#### [Items listed in a dataset]
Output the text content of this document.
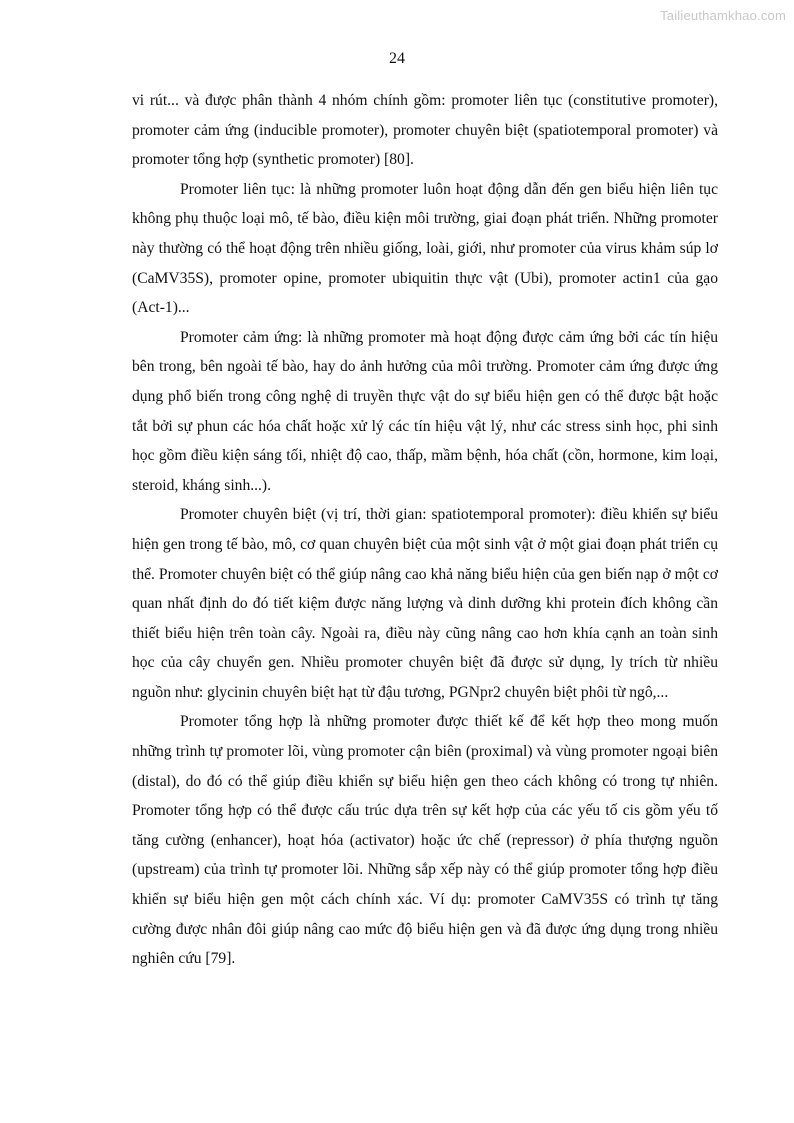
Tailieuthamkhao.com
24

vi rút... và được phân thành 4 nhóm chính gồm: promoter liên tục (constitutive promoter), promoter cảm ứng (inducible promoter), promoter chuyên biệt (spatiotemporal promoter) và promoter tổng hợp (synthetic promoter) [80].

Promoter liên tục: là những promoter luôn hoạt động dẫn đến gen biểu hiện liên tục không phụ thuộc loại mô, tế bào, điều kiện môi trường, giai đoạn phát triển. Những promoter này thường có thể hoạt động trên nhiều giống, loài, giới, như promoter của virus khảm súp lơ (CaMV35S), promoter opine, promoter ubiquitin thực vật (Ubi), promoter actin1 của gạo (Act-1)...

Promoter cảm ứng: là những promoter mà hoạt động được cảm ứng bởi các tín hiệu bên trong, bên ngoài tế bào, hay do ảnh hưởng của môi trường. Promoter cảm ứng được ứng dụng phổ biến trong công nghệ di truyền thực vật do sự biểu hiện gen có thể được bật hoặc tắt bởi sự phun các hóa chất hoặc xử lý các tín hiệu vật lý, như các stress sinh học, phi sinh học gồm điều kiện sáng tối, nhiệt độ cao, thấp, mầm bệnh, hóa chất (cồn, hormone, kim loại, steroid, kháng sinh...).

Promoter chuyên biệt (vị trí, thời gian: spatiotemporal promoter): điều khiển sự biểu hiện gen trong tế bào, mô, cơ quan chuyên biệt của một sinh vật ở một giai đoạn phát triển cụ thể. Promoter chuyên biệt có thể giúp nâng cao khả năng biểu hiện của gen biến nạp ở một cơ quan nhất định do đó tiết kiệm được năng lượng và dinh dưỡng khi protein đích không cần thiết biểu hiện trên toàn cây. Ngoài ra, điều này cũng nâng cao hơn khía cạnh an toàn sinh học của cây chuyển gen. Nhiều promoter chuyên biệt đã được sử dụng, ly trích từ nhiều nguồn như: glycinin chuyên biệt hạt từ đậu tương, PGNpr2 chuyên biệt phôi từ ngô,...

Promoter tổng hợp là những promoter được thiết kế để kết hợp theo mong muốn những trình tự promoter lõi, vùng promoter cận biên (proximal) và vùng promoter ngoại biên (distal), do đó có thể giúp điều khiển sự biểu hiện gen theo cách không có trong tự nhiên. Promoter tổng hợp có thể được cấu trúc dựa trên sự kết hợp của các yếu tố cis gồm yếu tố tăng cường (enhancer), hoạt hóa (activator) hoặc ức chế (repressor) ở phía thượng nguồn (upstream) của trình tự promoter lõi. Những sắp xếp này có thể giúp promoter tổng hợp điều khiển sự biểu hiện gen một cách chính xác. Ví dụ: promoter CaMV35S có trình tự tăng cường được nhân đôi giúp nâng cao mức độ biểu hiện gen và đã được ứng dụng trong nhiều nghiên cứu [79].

#### [What you have to do]
A single number is required: the count of lines in the data that contain the string "nâng".

#### [Expected output]
2